> OBJECTIVE:
Please retype the lines of the data below, from the line containing "section-1-line-3: zawrzeć porozumienie" through the line containing "782, 360, 798]", both included, and change nothing in them.

START DATASET EXTRACT

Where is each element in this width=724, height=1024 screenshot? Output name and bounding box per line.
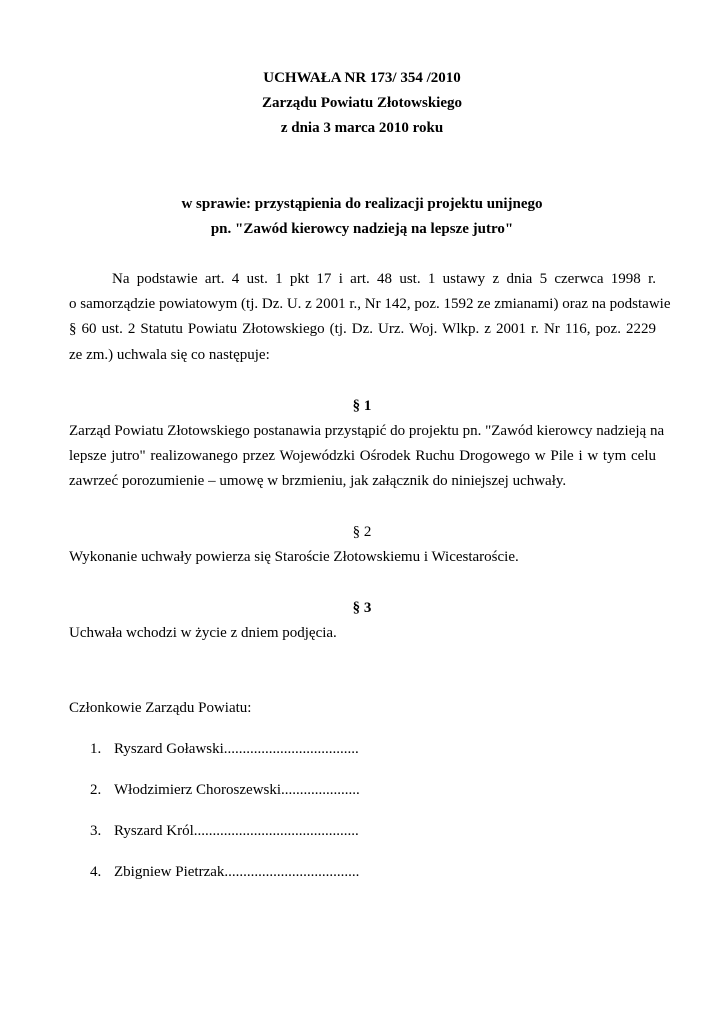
section-1-line-3: zawrzeć porozumienie – umowę w brzmieniu, jak załącznik do niniejszej uchwały. bbox=[69, 473, 567, 489]
list-item-number: 3. bbox=[90, 823, 102, 839]
member-signature-line: Włodzimierz Choroszewski..................... bbox=[114, 782, 360, 798]
resolution-title: UCHWAŁA NR 173/ 354 /2010 bbox=[263, 70, 461, 86]
section-1-line-2: lepsze jutro" realizowanego przez Wojewódzki Ośrodek Ruchu Drogowego w Pile i w tym celu bbox=[69, 448, 656, 464]
resolution-issuer: Zarządu Powiatu Złotowskiego bbox=[261, 95, 462, 111]
list-item-number: 4. bbox=[90, 864, 102, 880]
member-signature-line: Zbigniew Pietrzak.................................... bbox=[114, 864, 360, 880]
member-signature-line: Ryszard Goławski.................................... bbox=[114, 741, 359, 757]
section-3-heading: § 3 bbox=[352, 600, 372, 616]
member-signature-line: Ryszard Król............................................ bbox=[114, 823, 359, 839]
list-item-number: 1. bbox=[90, 741, 102, 757]
section-3-line-1: Uchwała wchodzi w życie z dniem podjęcia. bbox=[69, 625, 337, 641]
resolution-date: z dnia 3 marca 2010 roku bbox=[280, 120, 444, 136]
members-heading: Członkowie Zarządu Powiatu: bbox=[69, 700, 252, 716]
list-item-number: 2. bbox=[90, 782, 102, 798]
section-1-heading: § 1 bbox=[352, 398, 372, 414]
section-2-heading: § 2 bbox=[352, 524, 372, 540]
preamble-line-2: o samorządzie powiatowym (tj. Dz. U. z 2001 r., Nr 142, poz. 1592 ze zmianami) oraz na podstawie bbox=[69, 296, 671, 312]
subject-line-2: pn. "Zawód kierowcy nadzieją na lepsze jutro" bbox=[210, 221, 514, 237]
preamble-line-4: ze zm.) uchwala się co następuje: bbox=[69, 347, 270, 363]
preamble-line-3: § 60 ust. 2 Statutu Powiatu Złotowskiego (tj. Dz. Urz. Woj. Wlkp. z 2001 r. Nr 116, poz. 2229 bbox=[69, 321, 656, 337]
section-1-line-1: Zarząd Powiatu Złotowskiego postanawia przystąpić do projektu pn. "Zawód kierowcy nadzieją na bbox=[69, 423, 665, 439]
subject-line-1: w sprawie: przystąpienia do realizacji projektu unijnego bbox=[181, 196, 543, 212]
preamble-line-1: Na podstawie art. 4 ust. 1 pkt 17 i art. 48 ust. 1 ustawy z dnia 5 czerwca 1998 r. bbox=[112, 271, 656, 287]
section-2-line-1: Wykonanie uchwały powierza się Staroście Złotowskiemu i Wicestaroście. bbox=[69, 549, 519, 565]
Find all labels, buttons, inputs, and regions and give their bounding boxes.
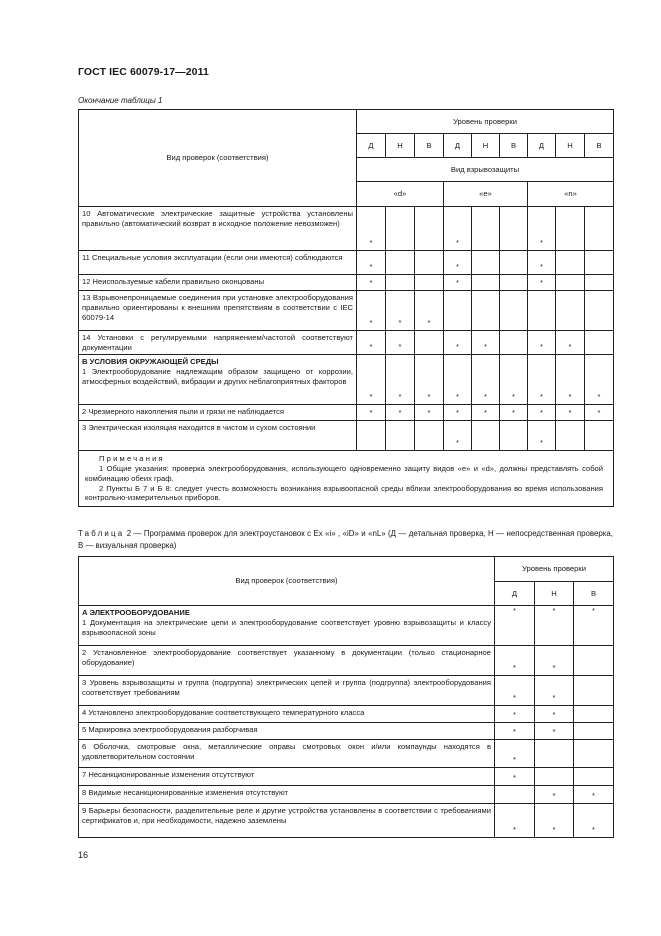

END DATASET EXTRACT

> TASK RESPONSE:
section-1-line-3: zawrzeć porozumienie – umowę w brzmieniu, jak załącznik do niniejszej uchwały. bbox=[69, 473, 567, 489]
list-item-number: 3. bbox=[90, 823, 102, 839]
member-signature-line: Włodzimierz Choroszewski..................... bbox=[114, 782, 360, 798]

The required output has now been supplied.